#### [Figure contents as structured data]
◆ ◆ ◆ ◆ ◆ ◆ ◆

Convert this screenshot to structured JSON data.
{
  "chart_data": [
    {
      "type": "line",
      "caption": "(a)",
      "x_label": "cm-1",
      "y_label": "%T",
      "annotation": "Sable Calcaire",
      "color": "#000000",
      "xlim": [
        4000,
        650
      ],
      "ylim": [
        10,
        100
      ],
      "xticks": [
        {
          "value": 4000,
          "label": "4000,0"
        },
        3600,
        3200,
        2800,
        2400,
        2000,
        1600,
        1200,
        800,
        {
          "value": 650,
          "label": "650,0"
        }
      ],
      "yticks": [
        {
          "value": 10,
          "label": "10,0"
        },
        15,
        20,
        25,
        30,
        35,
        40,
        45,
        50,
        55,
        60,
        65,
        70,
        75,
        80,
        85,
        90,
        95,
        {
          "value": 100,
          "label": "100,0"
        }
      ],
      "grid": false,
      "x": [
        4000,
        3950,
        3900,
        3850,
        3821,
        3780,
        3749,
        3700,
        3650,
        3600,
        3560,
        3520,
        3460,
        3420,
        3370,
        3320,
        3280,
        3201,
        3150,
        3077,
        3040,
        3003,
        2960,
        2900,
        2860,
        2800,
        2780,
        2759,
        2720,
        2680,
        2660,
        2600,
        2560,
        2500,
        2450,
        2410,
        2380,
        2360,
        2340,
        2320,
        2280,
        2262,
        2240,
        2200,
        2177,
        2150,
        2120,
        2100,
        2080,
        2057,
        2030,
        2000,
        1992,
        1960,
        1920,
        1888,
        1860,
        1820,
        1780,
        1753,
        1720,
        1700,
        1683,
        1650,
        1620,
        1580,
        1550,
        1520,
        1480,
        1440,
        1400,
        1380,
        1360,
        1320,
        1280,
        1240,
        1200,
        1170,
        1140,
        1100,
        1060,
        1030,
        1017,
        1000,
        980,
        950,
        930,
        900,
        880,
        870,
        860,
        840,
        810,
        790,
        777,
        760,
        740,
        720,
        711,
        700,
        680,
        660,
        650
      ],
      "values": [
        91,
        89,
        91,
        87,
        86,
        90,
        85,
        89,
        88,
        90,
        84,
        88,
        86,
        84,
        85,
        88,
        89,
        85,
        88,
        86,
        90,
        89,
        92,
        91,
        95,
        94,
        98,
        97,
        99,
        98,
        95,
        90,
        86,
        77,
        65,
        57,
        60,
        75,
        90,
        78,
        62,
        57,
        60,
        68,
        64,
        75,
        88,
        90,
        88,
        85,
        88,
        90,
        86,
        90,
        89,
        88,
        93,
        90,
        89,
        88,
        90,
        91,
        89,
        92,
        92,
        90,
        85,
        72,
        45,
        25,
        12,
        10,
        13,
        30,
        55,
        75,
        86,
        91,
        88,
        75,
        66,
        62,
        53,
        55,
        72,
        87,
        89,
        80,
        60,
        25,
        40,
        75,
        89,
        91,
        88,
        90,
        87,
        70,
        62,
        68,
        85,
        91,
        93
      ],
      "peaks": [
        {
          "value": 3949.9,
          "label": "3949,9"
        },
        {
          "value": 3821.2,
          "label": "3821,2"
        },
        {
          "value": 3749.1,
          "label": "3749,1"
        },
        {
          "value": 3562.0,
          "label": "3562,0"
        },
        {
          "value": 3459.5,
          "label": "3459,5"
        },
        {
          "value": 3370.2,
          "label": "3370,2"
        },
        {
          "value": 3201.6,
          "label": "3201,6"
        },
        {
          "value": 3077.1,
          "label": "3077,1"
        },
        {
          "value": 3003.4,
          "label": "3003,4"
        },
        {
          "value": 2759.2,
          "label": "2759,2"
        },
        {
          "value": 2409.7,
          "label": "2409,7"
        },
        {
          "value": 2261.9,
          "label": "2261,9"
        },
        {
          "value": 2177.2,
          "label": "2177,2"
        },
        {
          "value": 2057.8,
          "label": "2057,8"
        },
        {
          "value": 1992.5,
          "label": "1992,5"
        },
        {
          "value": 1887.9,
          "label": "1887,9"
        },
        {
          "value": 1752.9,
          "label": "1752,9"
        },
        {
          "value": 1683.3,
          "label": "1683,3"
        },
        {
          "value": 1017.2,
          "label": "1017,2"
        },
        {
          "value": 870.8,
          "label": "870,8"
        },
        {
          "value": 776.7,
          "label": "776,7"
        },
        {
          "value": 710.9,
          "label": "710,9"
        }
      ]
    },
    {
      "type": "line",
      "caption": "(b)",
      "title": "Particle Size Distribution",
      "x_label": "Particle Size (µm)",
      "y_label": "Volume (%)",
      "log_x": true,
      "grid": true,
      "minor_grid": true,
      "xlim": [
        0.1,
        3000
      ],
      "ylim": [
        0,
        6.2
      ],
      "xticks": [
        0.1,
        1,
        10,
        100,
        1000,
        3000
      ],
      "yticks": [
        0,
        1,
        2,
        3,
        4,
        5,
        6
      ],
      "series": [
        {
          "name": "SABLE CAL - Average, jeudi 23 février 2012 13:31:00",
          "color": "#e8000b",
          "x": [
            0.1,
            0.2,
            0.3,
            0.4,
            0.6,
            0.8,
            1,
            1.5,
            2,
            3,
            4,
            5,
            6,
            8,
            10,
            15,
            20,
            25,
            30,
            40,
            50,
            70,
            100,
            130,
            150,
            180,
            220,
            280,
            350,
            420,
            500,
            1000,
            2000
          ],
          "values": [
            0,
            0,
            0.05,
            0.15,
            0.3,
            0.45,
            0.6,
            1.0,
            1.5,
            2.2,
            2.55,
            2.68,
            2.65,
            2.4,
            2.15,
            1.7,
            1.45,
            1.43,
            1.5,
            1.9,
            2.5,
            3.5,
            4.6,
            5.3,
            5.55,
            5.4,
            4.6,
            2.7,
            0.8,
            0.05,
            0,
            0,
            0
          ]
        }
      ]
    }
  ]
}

◆ ◆ ◆ ◆ ◆ ◆ ◆

#### [WHAT IS BEING ASKED]
Print all the data exactly.

#### [ANSWER FOR THE TASK]
Convert this screenshot to structured JSON data.
{
  "chart_data": [
    {
      "type": "line",
      "caption": "(a)",
      "x_label": "cm-1",
      "y_label": "%T",
      "annotation": "Sable Calcaire",
      "color": "#000000",
      "xlim": [
        4000,
        650
      ],
      "ylim": [
        10,
        100
      ],
      "xticks": [
        {
          "value": 4000,
          "label": "4000,0"
        },
        3600,
        3200,
        2800,
        2400,
        2000,
        1600,
        1200,
        800,
        {
          "value": 650,
          "label": "650,0"
        }
      ],
      "yticks": [
        {
          "value": 10,
          "label": "10,0"
        },
        15,
        20,
        25,
        30,
        35,
        40,
        45,
        50,
        55,
        60,
        65,
        70,
        75,
        80,
        85,
        90,
        95,
        {
          "value": 100,
          "label": "100,0"
        }
      ],
      "grid": false,
      "x": [
        4000,
        3950,
        3900,
        3850,
        3821,
        3780,
        3749,
        3700,
        3650,
        3600,
        3560,
        3520,
        3460,
        3420,
        3370,
        3320,
        3280,
        3201,
        3150,
        3077,
        3040,
        3003,
        2960,
        2900,
        2860,
        2800,
        2780,
        2759,
        2720,
        2680,
        2660,
        2600,
        2560,
        2500,
        2450,
        2410,
        2380,
        2360,
        2340,
        2320,
        2280,
        2262,
        2240,
        2200,
        2177,
        2150,
        2120,
        2100,
        2080,
        2057,
        2030,
        2000,
        1992,
        1960,
        1920,
        1888,
        1860,
        1820,
        1780,
        1753,
        1720,
        1700,
        1683,
        1650,
        1620,
        1580,
        1550,
        1520,
        1480,
        1440,
        1400,
        1380,
        1360,
        1320,
        1280,
        1240,
        1200,
        1170,
        1140,
        1100,
        1060,
        1030,
        1017,
        1000,
        980,
        950,
        930,
        900,
        880,
        870,
        860,
        840,
        810,
        790,
        777,
        760,
        740,
        720,
        711,
        700,
        680,
        660,
        650
      ],
      "values": [
        91,
        89,
        91,
        87,
        86,
        90,
        85,
        89,
        88,
        90,
        84,
        88,
        86,
        84,
        85,
        88,
        89,
        85,
        88,
        86,
        90,
        89,
        92,
        91,
        95,
        94,
        98,
        97,
        99,
        98,
        95,
        90,
        86,
        77,
        65,
        57,
        60,
        75,
        90,
        78,
        62,
        57,
        60,
        68,
        64,
        75,
        88,
        90,
        88,
        85,
        88,
        90,
        86,
        90,
        89,
        88,
        93,
        90,
        89,
        88,
        90,
        91,
        89,
        92,
        92,
        90,
        85,
        72,
        45,
        25,
        12,
        10,
        13,
        30,
        55,
        75,
        86,
        91,
        88,
        75,
        66,
        62,
        53,
        55,
        72,
        87,
        89,
        80,
        60,
        25,
        40,
        75,
        89,
        91,
        88,
        90,
        87,
        70,
        62,
        68,
        85,
        91,
        93
      ],
      "peaks": [
        {
          "value": 3949.9,
          "label": "3949,9"
        },
        {
          "value": 3821.2,
          "label": "3821,2"
        },
        {
          "value": 3749.1,
          "label": "3749,1"
        },
        {
          "value": 3562.0,
          "label": "3562,0"
        },
        {
          "value": 3459.5,
          "label": "3459,5"
        },
        {
          "value": 3370.2,
          "label": "3370,2"
        },
        {
          "value": 3201.6,
          "label": "3201,6"
        },
        {
          "value": 3077.1,
          "label": "3077,1"
        },
        {
          "value": 3003.4,
          "label": "3003,4"
        },
        {
          "value": 2759.2,
          "label": "2759,2"
        },
        {
          "value": 2409.7,
          "label": "2409,7"
        },
        {
          "value": 2261.9,
          "label": "2261,9"
        },
        {
          "value": 2177.2,
          "label": "2177,2"
        },
        {
          "value": 2057.8,
          "label": "2057,8"
        },
        {
          "value": 1992.5,
          "label": "1992,5"
        },
        {
          "value": 1887.9,
          "label": "1887,9"
        },
        {
          "value": 1752.9,
          "label": "1752,9"
        },
        {
          "value": 1683.3,
          "label": "1683,3"
        },
        {
          "value": 1017.2,
          "label": "1017,2"
        },
        {
          "value": 870.8,
          "label": "870,8"
        },
        {
          "value": 776.7,
          "label": "776,7"
        },
        {
          "value": 710.9,
          "label": "710,9"
        }
      ]
    },
    {
      "type": "line",
      "caption": "(b)",
      "title": "Particle Size Distribution",
      "x_label": "Particle Size (µm)",
      "y_label": "Volume (%)",
      "log_x": true,
      "grid": true,
      "minor_grid": true,
      "xlim": [
        0.1,
        3000
      ],
      "ylim": [
        0,
        6.2
      ],
      "xticks": [
        0.1,
        1,
        10,
        100,
        1000,
        3000
      ],
      "yticks": [
        0,
        1,
        2,
        3,
        4,
        5,
        6
      ],
      "series": [
        {
          "name": "SABLE CAL - Average, jeudi 23 février 2012 13:31:00",
          "color": "#e8000b",
          "x": [
            0.1,
            0.2,
            0.3,
            0.4,
            0.6,
            0.8,
            1,
            1.5,
            2,
            3,
            4,
            5,
            6,
            8,
            10,
            15,
            20,
            25,
            30,
            40,
            50,
            70,
            100,
            130,
            150,
            180,
            220,
            280,
            350,
            420,
            500,
            1000,
            2000
          ],
          "values": [
            0,
            0,
            0.05,
            0.15,
            0.3,
            0.45,
            0.6,
            1.0,
            1.5,
            2.2,
            2.55,
            2.68,
            2.65,
            2.4,
            2.15,
            1.7,
            1.45,
            1.43,
            1.5,
            1.9,
            2.5,
            3.5,
            4.6,
            5.3,
            5.55,
            5.4,
            4.6,
            2.7,
            0.8,
            0.05,
            0,
            0,
            0
          ]
        }
      ]
    }
  ]
}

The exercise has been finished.